To do:
In the liquidity section, what was the company's total liquidity as of June 30, 2013?

Text to read:
---+---

Capital Resources and Liquidity

Our primary sources of liquidity during the six months ended June 30, 2013 were cash reserves, proceeds from our Prior ABL Facility, and proceeds from sale leaseback transactions.  As of June 30, 2013, we had $32.9 million of cash plus $41.2 million in availability under our New ABL Facility for a total liquidity of $74.1 million.  Total liquidity as of December 31. 2012 was $64.0 million.

We believe that cash from operations, existing cash reserves, and our New ABL facility will provide adequate funds for our working capital needs, planned capital expenditures and cash interest payments through 2013 and the foreseeable future.

However, our ability to fund working capital needs, planned capital expenditures, scheduled semi-annual interest payments, and to comply with any financial covenants under our New ABL Facility depends on our future operating performance and cash flow, which in turn, are subject to prevailing economic conditions and to financial, business and other factors, some of which are beyond our control.

Operating Activities

Net cash provided (used) by operating activities during the six months ended June 30, 2013 amounted to $(12.4) million compared to a use of cash of $3.4 million for the period ended June 30, 2012.  The use of cash in 2013 was a result of increased working capital requirements, primarily receivables, which are expected in an environment of increasing product demand.  During a period of increasing sales demand, our working capital needs also generally rise.  Also, an increase in prepaid expenses resulting from our operating leases of $4.9 million was reflected in the operating activities.

---+---

Material provided:

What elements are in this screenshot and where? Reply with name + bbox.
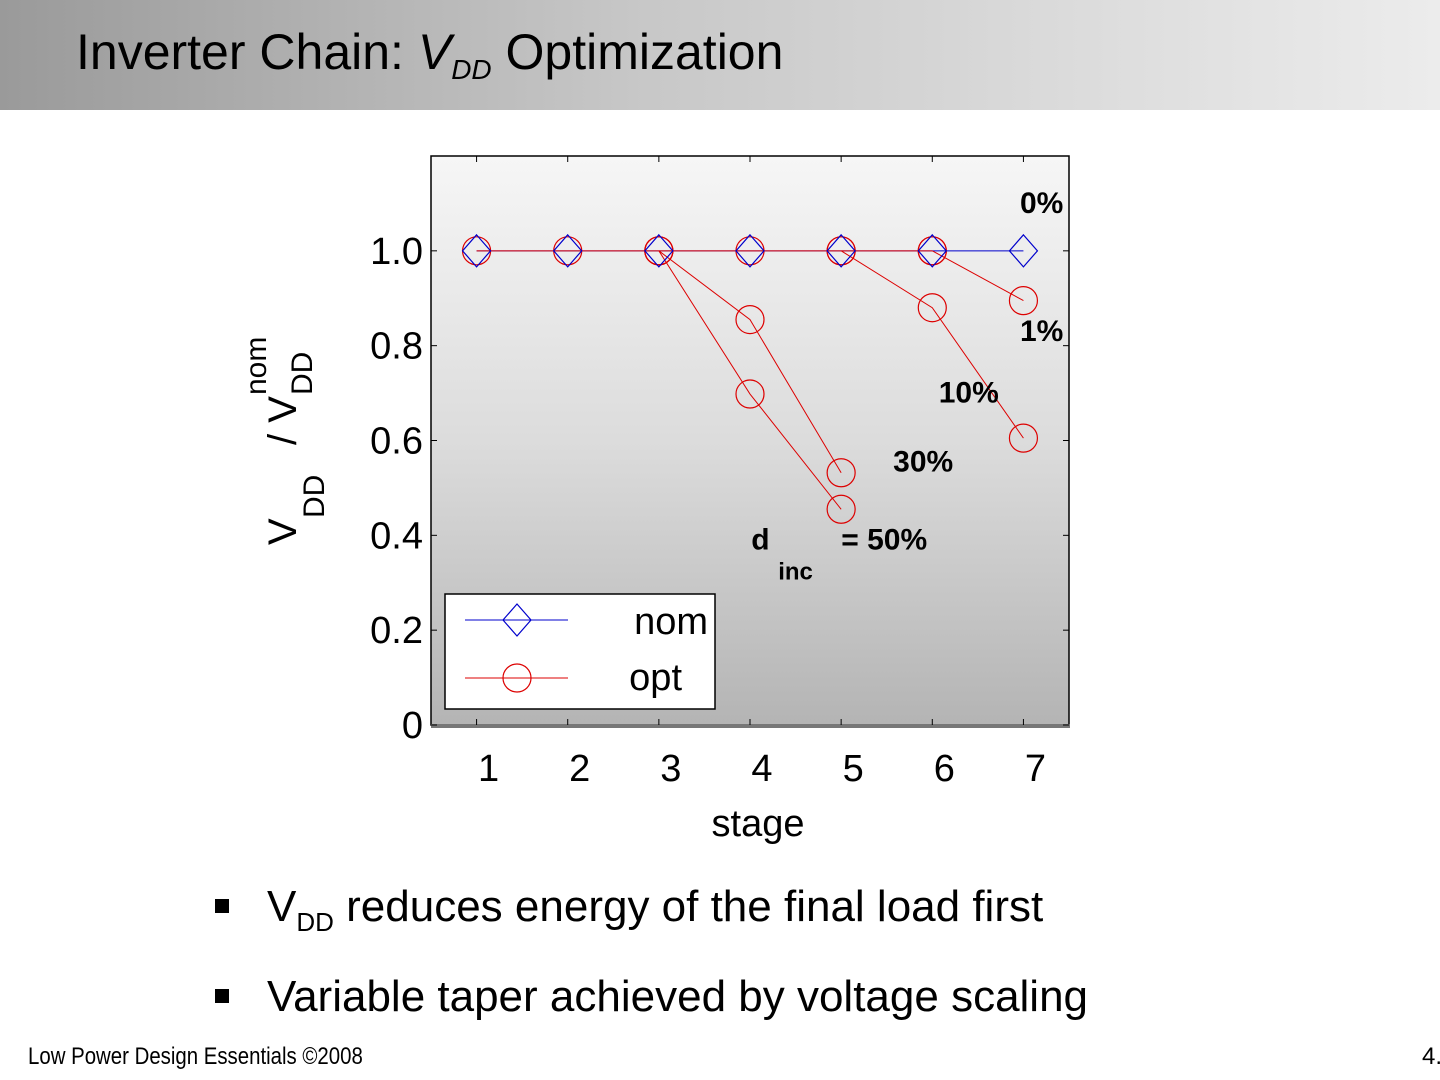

---+---

Exercise output:
$74.1 million